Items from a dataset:
****************

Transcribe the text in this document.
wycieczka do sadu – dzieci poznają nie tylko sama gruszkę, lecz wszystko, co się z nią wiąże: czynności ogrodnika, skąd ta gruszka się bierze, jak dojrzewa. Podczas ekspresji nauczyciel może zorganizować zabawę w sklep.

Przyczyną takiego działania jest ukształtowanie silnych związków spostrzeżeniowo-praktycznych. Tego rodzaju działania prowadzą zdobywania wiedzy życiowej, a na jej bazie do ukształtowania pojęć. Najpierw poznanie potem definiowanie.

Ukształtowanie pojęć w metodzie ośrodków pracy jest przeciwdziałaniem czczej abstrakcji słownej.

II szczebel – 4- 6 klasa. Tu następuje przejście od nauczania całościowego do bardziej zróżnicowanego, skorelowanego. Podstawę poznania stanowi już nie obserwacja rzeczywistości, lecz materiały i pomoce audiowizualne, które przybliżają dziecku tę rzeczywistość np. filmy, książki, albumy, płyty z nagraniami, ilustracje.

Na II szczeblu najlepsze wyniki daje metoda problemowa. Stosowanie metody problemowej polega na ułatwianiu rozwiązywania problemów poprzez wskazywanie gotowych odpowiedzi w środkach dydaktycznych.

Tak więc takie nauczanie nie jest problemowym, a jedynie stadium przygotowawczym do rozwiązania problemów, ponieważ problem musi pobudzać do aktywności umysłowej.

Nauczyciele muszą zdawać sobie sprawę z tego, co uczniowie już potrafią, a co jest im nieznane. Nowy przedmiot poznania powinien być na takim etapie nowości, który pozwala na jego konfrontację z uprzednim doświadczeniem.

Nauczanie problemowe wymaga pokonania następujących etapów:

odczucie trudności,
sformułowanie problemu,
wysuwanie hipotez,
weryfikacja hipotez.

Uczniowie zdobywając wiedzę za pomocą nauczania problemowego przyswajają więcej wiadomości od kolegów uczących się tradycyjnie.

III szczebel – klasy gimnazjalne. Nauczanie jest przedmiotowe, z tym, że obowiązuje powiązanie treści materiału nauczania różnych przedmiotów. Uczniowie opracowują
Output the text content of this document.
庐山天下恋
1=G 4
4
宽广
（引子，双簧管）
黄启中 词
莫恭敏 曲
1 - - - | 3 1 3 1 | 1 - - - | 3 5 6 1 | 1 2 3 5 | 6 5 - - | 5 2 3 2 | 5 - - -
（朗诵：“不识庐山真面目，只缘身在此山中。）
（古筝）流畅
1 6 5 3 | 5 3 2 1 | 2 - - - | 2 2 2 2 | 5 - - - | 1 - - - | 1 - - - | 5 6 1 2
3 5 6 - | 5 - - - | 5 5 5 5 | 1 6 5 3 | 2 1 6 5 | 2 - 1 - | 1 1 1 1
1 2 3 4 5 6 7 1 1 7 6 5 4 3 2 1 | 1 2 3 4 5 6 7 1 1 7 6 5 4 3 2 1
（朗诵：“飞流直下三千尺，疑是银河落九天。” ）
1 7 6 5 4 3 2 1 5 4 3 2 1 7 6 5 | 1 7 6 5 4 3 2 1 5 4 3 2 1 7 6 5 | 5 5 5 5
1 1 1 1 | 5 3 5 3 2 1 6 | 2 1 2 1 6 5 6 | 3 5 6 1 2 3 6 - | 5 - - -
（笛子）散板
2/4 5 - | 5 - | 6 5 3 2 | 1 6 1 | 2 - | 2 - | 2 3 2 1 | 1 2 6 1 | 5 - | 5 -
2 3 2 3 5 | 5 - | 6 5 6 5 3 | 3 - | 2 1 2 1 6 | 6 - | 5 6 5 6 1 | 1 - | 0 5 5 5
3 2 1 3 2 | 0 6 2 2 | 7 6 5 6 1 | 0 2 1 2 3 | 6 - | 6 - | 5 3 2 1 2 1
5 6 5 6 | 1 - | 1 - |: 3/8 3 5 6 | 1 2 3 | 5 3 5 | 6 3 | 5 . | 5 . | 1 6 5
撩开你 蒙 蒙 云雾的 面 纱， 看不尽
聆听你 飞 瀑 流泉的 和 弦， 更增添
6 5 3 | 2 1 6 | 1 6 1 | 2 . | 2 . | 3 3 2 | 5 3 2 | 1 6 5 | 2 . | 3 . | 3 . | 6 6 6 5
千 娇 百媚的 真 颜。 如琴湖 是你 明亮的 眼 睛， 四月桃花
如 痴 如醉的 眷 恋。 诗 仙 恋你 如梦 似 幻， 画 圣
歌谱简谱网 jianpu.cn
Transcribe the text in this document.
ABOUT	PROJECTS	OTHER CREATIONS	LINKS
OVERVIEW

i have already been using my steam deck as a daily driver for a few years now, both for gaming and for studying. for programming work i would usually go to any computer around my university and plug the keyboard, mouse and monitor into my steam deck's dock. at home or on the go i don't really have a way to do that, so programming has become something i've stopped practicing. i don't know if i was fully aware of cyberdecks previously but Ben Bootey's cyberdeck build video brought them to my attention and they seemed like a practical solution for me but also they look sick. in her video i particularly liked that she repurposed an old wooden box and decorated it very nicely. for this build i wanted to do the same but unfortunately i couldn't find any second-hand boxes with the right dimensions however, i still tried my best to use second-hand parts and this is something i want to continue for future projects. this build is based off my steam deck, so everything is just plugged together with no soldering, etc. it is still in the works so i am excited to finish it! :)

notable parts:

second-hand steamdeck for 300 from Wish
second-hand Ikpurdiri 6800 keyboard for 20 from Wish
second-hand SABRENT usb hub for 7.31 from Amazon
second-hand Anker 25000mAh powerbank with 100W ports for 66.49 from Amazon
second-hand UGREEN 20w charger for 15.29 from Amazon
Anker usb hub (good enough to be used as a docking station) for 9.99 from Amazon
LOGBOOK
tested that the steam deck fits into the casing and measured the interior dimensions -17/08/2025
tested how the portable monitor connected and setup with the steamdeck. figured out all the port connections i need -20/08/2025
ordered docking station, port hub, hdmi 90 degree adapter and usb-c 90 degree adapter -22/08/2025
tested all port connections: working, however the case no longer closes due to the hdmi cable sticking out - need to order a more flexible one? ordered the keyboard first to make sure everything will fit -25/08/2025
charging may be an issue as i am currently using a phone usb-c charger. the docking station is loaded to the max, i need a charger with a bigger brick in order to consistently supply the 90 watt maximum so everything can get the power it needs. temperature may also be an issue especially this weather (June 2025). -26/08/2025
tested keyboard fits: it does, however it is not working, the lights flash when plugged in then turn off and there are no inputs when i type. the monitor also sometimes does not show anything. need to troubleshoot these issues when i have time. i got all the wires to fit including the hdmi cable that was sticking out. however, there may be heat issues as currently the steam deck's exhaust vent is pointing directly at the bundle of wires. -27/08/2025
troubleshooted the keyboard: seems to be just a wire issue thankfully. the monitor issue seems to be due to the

****************

[DIRECTION] Repeat the lines above exactly.

[EXERCISE SOLUTION]
Transcribe the text in this document.
wycieczka do sadu – dzieci poznają nie tylko sama gruszkę, lecz wszystko, co się z nią wiąże: czynności ogrodnika, skąd ta gruszka się bierze, jak dojrzewa. Podczas ekspresji nauczyciel może zorganizować zabawę w sklep.

Przyczyną takiego działania jest ukształtowanie silnych związków spostrzeżeniowo-praktycznych. Tego rodzaju działania prowadzą zdobywania wiedzy życiowej, a na jej bazie do ukształtowania pojęć. Najpierw poznanie potem definiowanie.

Ukształtowanie pojęć w metodzie ośrodków pracy jest przeciwdziałaniem czczej abstrakcji słownej.

II szczebel – 4- 6 klasa. Tu następuje przejście od nauczania całościowego do bardziej zróżnicowanego, skorelowanego. Podstawę poznania stanowi już nie obserwacja rzeczywistości, lecz materiały i pomoce audiowizualne, które przybliżają dziecku tę rzeczywistość np. filmy, książki, albumy, płyty z nagraniami, ilustracje.

Na II szczeblu najlepsze wyniki daje metoda problemowa. Stosowanie metody problemowej polega na ułatwianiu rozwiązywania problemów poprzez wskazywanie gotowych odpowiedzi w środkach dydaktycznych.

Tak więc takie nauczanie nie jest problemowym, a jedynie stadium przygotowawczym do rozwiązania problemów, ponieważ problem musi pobudzać do aktywności umysłowej.

Nauczyciele muszą zdawać sobie sprawę z tego, co uczniowie już potrafią, a co jest im nieznane. Nowy przedmiot poznania powinien być na takim etapie nowości, który pozwala na jego konfrontację z uprzednim doświadczeniem.

Nauczanie problemowe wymaga pokonania następujących etapów:

odczucie trudności,
sformułowanie problemu,
wysuwanie hipotez,
weryfikacja hipotez.

Uczniowie zdobywając wiedzę za pomocą nauczania problemowego przyswajają więcej wiadomości od kolegów uczących się tradycyjnie.

III szczebel – klasy gimnazjalne. Nauczanie jest przedmiotowe, z tym, że obowiązuje powiązanie treści materiału nauczania różnych przedmiotów. Uczniowie opracowują
Output the text content of this document.
庐山天下恋
1=G 4
4
宽广
（引子，双簧管）
黄启中 词
莫恭敏 曲
1 - - - | 3 1 3 1 | 1 - - - | 3 5 6 1 | 1 2 3 5 | 6 5 - - | 5 2 3 2 | 5 - - -
（朗诵：“不识庐山真面目，只缘身在此山中。）
（古筝）流畅
1 6 5 3 | 5 3 2 1 | 2 - - - | 2 2 2 2 | 5 - - - | 1 - - - | 1 - - - | 5 6 1 2
3 5 6 - | 5 - - - | 5 5 5 5 | 1 6 5 3 | 2 1 6 5 | 2 - 1 - | 1 1 1 1
1 2 3 4 5 6 7 1 1 7 6 5 4 3 2 1 | 1 2 3 4 5 6 7 1 1 7 6 5 4 3 2 1
（朗诵：“飞流直下三千尺，疑是银河落九天。” ）
1 7 6 5 4 3 2 1 5 4 3 2 1 7 6 5 | 1 7 6 5 4 3 2 1 5 4 3 2 1 7 6 5 | 5 5 5 5
1 1 1 1 | 5 3 5 3 2 1 6 | 2 1 2 1 6 5 6 | 3 5 6 1 2 3 6 - | 5 - - -
（笛子）散板
2/4 5 - | 5 - | 6 5 3 2 | 1 6 1 | 2 - | 2 - | 2 3 2 1 | 1 2 6 1 | 5 - | 5 -
2 3 2 3 5 | 5 - | 6 5 6 5 3 | 3 - | 2 1 2 1 6 | 6 - | 5 6 5 6 1 | 1 - | 0 5 5 5
3 2 1 3 2 | 0 6 2 2 | 7 6 5 6 1 | 0 2 1 2 3 | 6 - | 6 - | 5 3 2 1 2 1
5 6 5 6 | 1 - | 1 - |: 3/8 3 5 6 | 1 2 3 | 5 3 5 | 6 3 | 5 . | 5 . | 1 6 5
撩开你 蒙 蒙 云雾的 面 纱， 看不尽
聆听你 飞 瀑 流泉的 和 弦， 更增添
6 5 3 | 2 1 6 | 1 6 1 | 2 . | 2 . | 3 3 2 | 5 3 2 | 1 6 5 | 2 . | 3 . | 3 . | 6 6 6 5
千 娇 百媚的 真 颜。 如琴湖 是你 明亮的 眼 睛， 四月桃花
如 痴 如醉的 眷 恋。 诗 仙 恋你 如梦 似 幻， 画 圣
歌谱简谱网 jianpu.cn
Transcribe the text in this document.
ABOUT	PROJECTS	OTHER CREATIONS	LINKS
OVERVIEW

i have already been using my steam deck as a daily driver for a few years now, both for gaming and for studying. for programming work i would usually go to any computer around my university and plug the keyboard, mouse and monitor into my steam deck's dock. at home or on the go i don't really have a way to do that, so programming has become something i've stopped practicing. i don't know if i was fully aware of cyberdecks previously but Ben Bootey's cyberdeck build video brought them to my attention and they seemed like a practical solution for me but also they look sick. in her video i particularly liked that she repurposed an old wooden box and decorated it very nicely. for this build i wanted to do the same but unfortunately i couldn't find any second-hand boxes with the right dimensions however, i still tried my best to use second-hand parts and this is something i want to continue for future projects. this build is based off my steam deck, so everything is just plugged together with no soldering, etc. it is still in the works so i am excited to finish it! :)

notable parts:

second-hand steamdeck for 300 from Wish
second-hand Ikpurdiri 6800 keyboard for 20 from Wish
second-hand SABRENT usb hub for 7.31 from Amazon
second-hand Anker 25000mAh powerbank with 100W ports for 66.49 from Amazon
second-hand UGREEN 20w charger for 15.29 from Amazon
Anker usb hub (good enough to be used as a docking station) for 9.99 from Amazon
LOGBOOK
tested that the steam deck fits into the casing and measured the interior dimensions -17/08/2025
tested how the portable monitor connected and setup with the steamdeck. figured out all the port connections i need -20/08/2025
ordered docking station, port hub, hdmi 90 degree adapter and usb-c 90 degree adapter -22/08/2025
tested all port connections: working, however the case no longer closes due to the hdmi cable sticking out - need to order a more flexible one? ordered the keyboard first to make sure everything will fit -25/08/2025
charging may be an issue as i am currently using a phone usb-c charger. the docking station is loaded to the max, i need a charger with a bigger brick in order to consistently supply the 90 watt maximum so everything can get the power it needs. temperature may also be an issue especially this weather (June 2025). -26/08/2025
tested keyboard fits: it does, however it is not working, the lights flash when plugged in then turn off and there are no inputs when i type. the monitor also sometimes does not show anything. need to troubleshoot these issues when i have time. i got all the wires to fit including the hdmi cable that was sticking out. however, there may be heat issues as currently the steam deck's exhaust vent is pointing directly at the bundle of wires. -27/08/2025
troubleshooted the keyboard: seems to be just a wire issue thankfully. the monitor issue seems to be due to the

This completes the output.